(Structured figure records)
━━━━━━━━━━
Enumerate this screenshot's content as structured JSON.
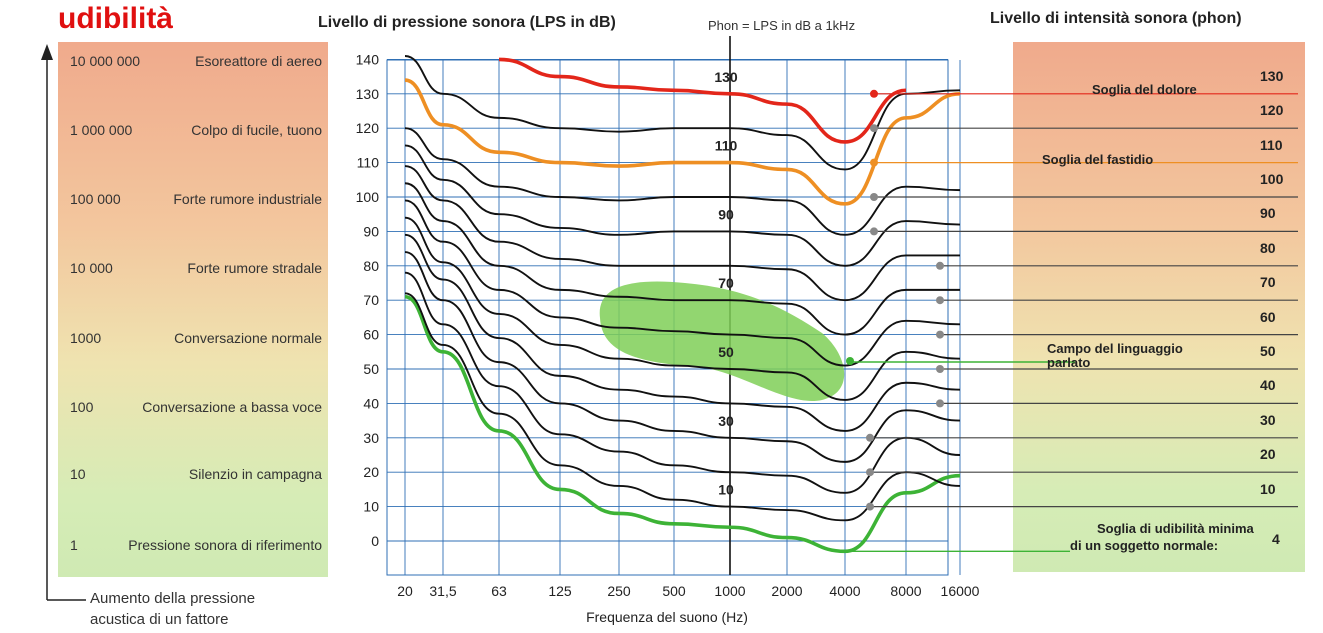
{
  "header": {
    "corner_title": "udibilità",
    "left_chart_title": "Livello di pressione sonora (LPS in dB)",
    "phon_note": "Phon = LPS in dB a 1kHz",
    "right_title": "Livello di intensità sonora (phon)"
  },
  "left_scale": {
    "rows": [
      {
        "value": "10 000 000",
        "label": "Esoreattore di aereo"
      },
      {
        "value": "1 000 000",
        "label": "Colpo di fucile, tuono"
      },
      {
        "value": "100 000",
        "label": "Forte rumore industriale"
      },
      {
        "value": "10 000",
        "label": "Forte rumore stradale"
      },
      {
        "value": "1000",
        "label": "Conversazione normale"
      },
      {
        "value": "100",
        "label": "Conversazione a bassa voce"
      },
      {
        "value": "10",
        "label": "Silenzio in campagna"
      },
      {
        "value": "1",
        "label": "Pressione sonora di riferimento"
      }
    ],
    "axis_caption_line1": "Aumento della pressione",
    "axis_caption_line2": "acustica di un fattore"
  },
  "chart_data": {
    "type": "line",
    "title": "Livello di pressione sonora (LPS in dB)",
    "xlabel": "Frequenza del suono (Hz)",
    "ylabel": "Livello di pressione sonora (LPS in dB)",
    "x_ticks": [
      "20",
      "31,5",
      "63",
      "125",
      "250",
      "500",
      "1000",
      "2000",
      "4000",
      "8000",
      "16000"
    ],
    "x_scale": "log",
    "y_ticks": [
      0,
      10,
      20,
      30,
      40,
      50,
      60,
      70,
      80,
      90,
      100,
      110,
      120,
      130,
      140
    ],
    "ylim": [
      -10,
      140
    ],
    "grid": true,
    "x": [
      20,
      31.5,
      63,
      125,
      250,
      500,
      1000,
      2000,
      4000,
      8000,
      16000
    ],
    "series": [
      {
        "name": "4",
        "phon": 4,
        "highlight": "green",
        "values": [
          71,
          55,
          32,
          15,
          8,
          5,
          4,
          1,
          -3,
          14,
          19
        ]
      },
      {
        "name": "10",
        "phon": 10,
        "values": [
          72,
          57,
          37,
          22,
          16,
          12,
          10,
          9,
          6,
          20,
          16
        ]
      },
      {
        "name": "20",
        "phon": 20,
        "values": [
          78,
          63,
          45,
          31,
          26,
          22,
          20,
          19,
          14,
          30,
          25
        ]
      },
      {
        "name": "30",
        "phon": 30,
        "values": [
          84,
          70,
          52,
          40,
          35,
          32,
          30,
          29,
          23,
          38,
          35
        ]
      },
      {
        "name": "40",
        "phon": 40,
        "values": [
          89,
          76,
          59,
          48,
          44,
          42,
          40,
          39,
          32,
          46,
          44
        ]
      },
      {
        "name": "50",
        "phon": 50,
        "values": [
          94,
          81,
          66,
          57,
          53,
          51,
          50,
          49,
          41,
          55,
          53
        ]
      },
      {
        "name": "60",
        "phon": 60,
        "values": [
          99,
          87,
          73,
          65,
          62,
          61,
          60,
          59,
          51,
          64,
          63
        ]
      },
      {
        "name": "70",
        "phon": 70,
        "values": [
          104,
          93,
          80,
          73,
          71,
          70,
          70,
          69,
          60,
          73,
          73
        ]
      },
      {
        "name": "80",
        "phon": 80,
        "values": [
          109,
          99,
          87,
          82,
          80,
          80,
          80,
          79,
          70,
          83,
          83
        ]
      },
      {
        "name": "90",
        "phon": 90,
        "values": [
          115,
          105,
          95,
          91,
          89,
          90,
          90,
          89,
          80,
          93,
          92
        ]
      },
      {
        "name": "100",
        "phon": 100,
        "values": [
          120,
          111,
          103,
          100,
          99,
          100,
          100,
          99,
          89,
          103,
          102
        ]
      },
      {
        "name": "110",
        "phon": 110,
        "highlight": "orange",
        "values": [
          134,
          121,
          113,
          110,
          109,
          110,
          110,
          108,
          98,
          123,
          130
        ]
      },
      {
        "name": "120",
        "phon": 120,
        "values": [
          145,
          130,
          123,
          120,
          119,
          120,
          120,
          118,
          108,
          130,
          131
        ]
      },
      {
        "name": "130",
        "phon": 130,
        "highlight": "red",
        "values": [
          null,
          null,
          140,
          135,
          132,
          131,
          130,
          127,
          116,
          131,
          null
        ]
      }
    ],
    "phon_curve_labels": [
      "130",
      "110",
      "90",
      "70",
      "50",
      "30",
      "10"
    ],
    "speech_region_label": "Campo del linguaggio parlato",
    "annotations": [
      {
        "text": "Soglia del dolore",
        "phon": "130",
        "color": "#e3261a"
      },
      {
        "text": "Soglia del fastidio",
        "phon": "110",
        "color": "#ee8f23"
      },
      {
        "text": "Campo del linguaggio parlato",
        "phon": "50",
        "color": "#3db336"
      },
      {
        "text": "Soglia di udibilità minima di un soggetto normale:",
        "phon": "4",
        "color": "#3db336"
      }
    ],
    "colors": {
      "pain": "#e3261a",
      "discomfort": "#ee8f23",
      "threshold": "#3db336",
      "speech": "#7fcf57",
      "curve": "#111111",
      "grid": "#2f6fb5"
    }
  },
  "right_scale": {
    "values": [
      "130",
      "120",
      "110",
      "100",
      "90",
      "80",
      "70",
      "60",
      "50",
      "40",
      "30",
      "20",
      "10"
    ],
    "threshold_value": "4",
    "pain_label": "Soglia del dolore",
    "discomfort_label": "Soglia del fastidio",
    "speech_label_line1": "Campo del linguaggio",
    "speech_label_line2": "parlato",
    "min_label_line1": "Soglia di udibilità minima",
    "min_label_line2": "di un soggetto normale:"
  }
}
━━━━━━━━━━
### [THE TASK]
Return all lines containing "text".

### [PROBLEM SOLUTION]
        "text": "Soglia del dolore",
        "text": "Soglia del fastidio",
        "text": "Campo del linguaggio parlato",
        "text": "Soglia di udibilità minima di un soggetto normale:",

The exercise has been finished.